[Data section]
** Start **
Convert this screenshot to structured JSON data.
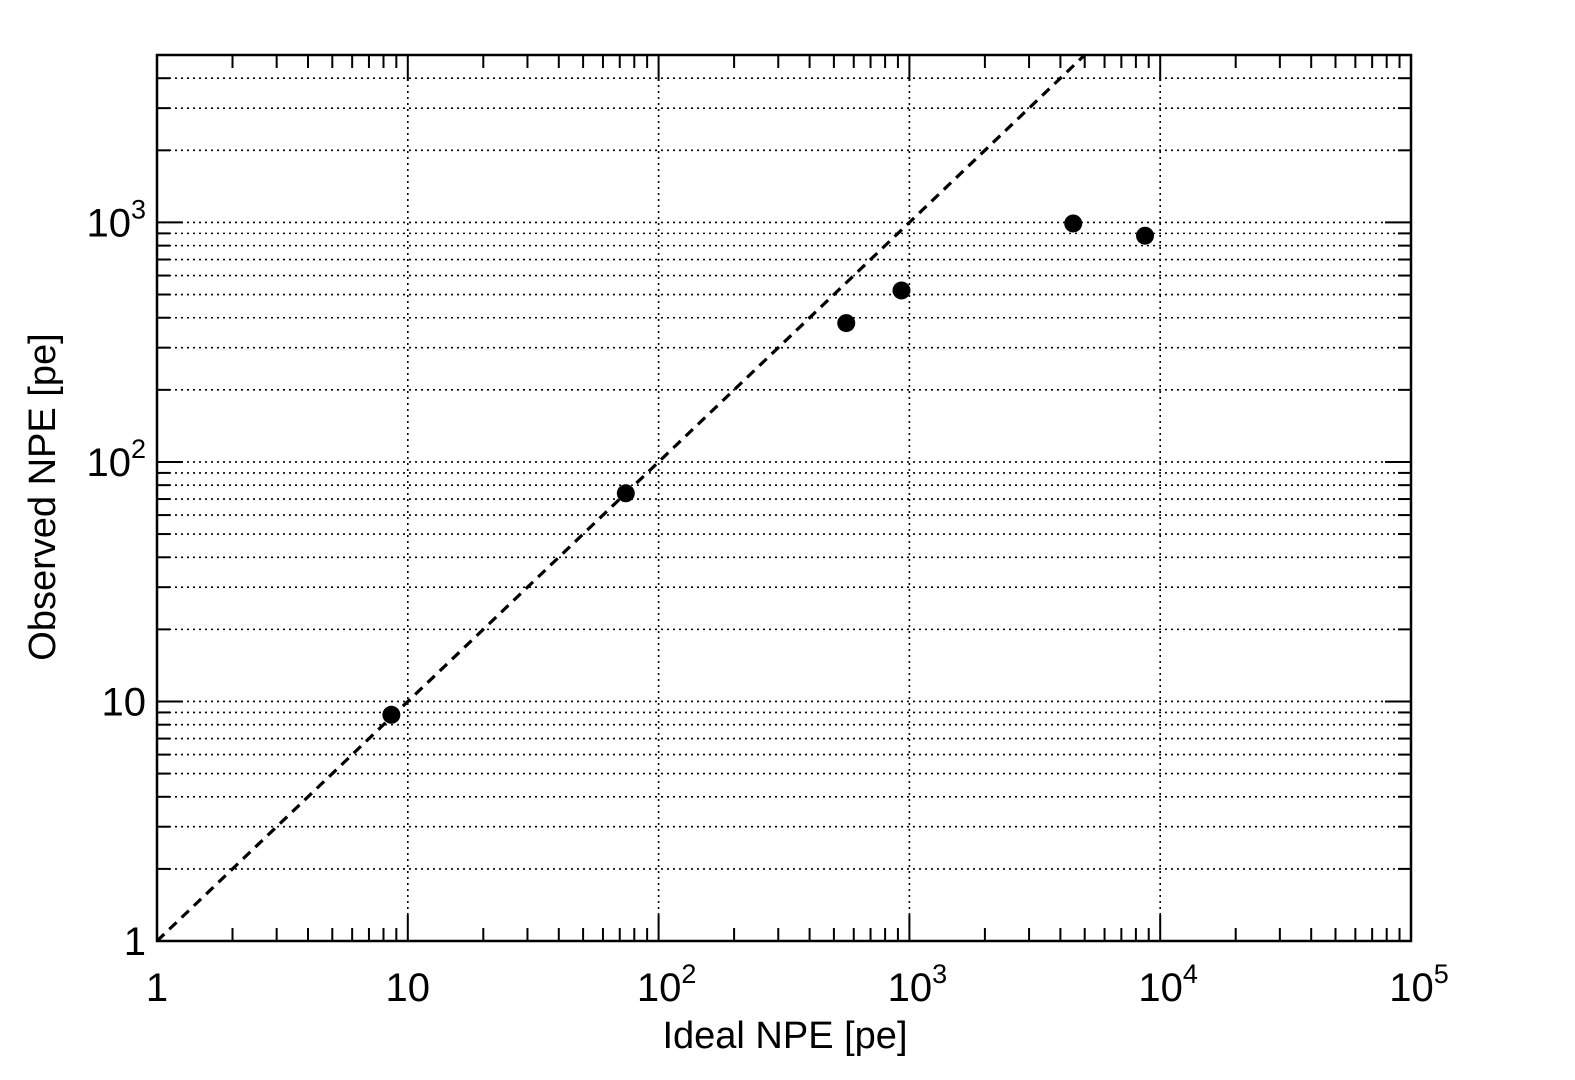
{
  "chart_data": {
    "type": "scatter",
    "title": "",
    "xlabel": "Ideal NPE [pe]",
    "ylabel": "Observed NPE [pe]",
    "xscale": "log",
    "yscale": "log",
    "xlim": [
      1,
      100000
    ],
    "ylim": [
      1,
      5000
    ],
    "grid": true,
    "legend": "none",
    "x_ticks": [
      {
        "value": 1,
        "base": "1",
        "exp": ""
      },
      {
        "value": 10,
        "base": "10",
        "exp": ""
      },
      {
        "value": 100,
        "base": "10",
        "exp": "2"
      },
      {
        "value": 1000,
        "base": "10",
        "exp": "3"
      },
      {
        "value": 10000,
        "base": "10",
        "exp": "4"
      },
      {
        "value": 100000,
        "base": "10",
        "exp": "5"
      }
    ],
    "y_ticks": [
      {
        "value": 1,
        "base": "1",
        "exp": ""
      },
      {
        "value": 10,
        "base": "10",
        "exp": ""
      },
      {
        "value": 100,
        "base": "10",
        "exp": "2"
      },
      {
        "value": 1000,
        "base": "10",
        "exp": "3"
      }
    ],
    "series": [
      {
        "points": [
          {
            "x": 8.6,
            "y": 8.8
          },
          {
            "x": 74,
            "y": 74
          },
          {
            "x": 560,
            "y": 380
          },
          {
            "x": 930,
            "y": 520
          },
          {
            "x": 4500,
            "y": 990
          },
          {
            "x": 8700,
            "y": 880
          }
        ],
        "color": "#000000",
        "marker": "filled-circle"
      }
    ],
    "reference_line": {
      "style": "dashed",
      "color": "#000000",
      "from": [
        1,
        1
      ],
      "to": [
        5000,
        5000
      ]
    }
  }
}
** End **
[Task description] Output the data exactly. Pictures don't belong in the result.

[Reply to the task]
Convert this screenshot to structured JSON data.
{
  "chart_data": {
    "type": "scatter",
    "title": "",
    "xlabel": "Ideal NPE [pe]",
    "ylabel": "Observed NPE [pe]",
    "xscale": "log",
    "yscale": "log",
    "xlim": [
      1,
      100000
    ],
    "ylim": [
      1,
      5000
    ],
    "grid": true,
    "legend": "none",
    "x_ticks": [
      {
        "value": 1,
        "base": "1",
        "exp": ""
      },
      {
        "value": 10,
        "base": "10",
        "exp": ""
      },
      {
        "value": 100,
        "base": "10",
        "exp": "2"
      },
      {
        "value": 1000,
        "base": "10",
        "exp": "3"
      },
      {
        "value": 10000,
        "base": "10",
        "exp": "4"
      },
      {
        "value": 100000,
        "base": "10",
        "exp": "5"
      }
    ],
    "y_ticks": [
      {
        "value": 1,
        "base": "1",
        "exp": ""
      },
      {
        "value": 10,
        "base": "10",
        "exp": ""
      },
      {
        "value": 100,
        "base": "10",
        "exp": "2"
      },
      {
        "value": 1000,
        "base": "10",
        "exp": "3"
      }
    ],
    "series": [
      {
        "points": [
          {
            "x": 8.6,
            "y": 8.8
          },
          {
            "x": 74,
            "y": 74
          },
          {
            "x": 560,
            "y": 380
          },
          {
            "x": 930,
            "y": 520
          },
          {
            "x": 4500,
            "y": 990
          },
          {
            "x": 8700,
            "y": 880
          }
        ],
        "color": "#000000",
        "marker": "filled-circle"
      }
    ],
    "reference_line": {
      "style": "dashed",
      "color": "#000000",
      "from": [
        1,
        1
      ],
      "to": [
        5000,
        5000
      ]
    }
  }
}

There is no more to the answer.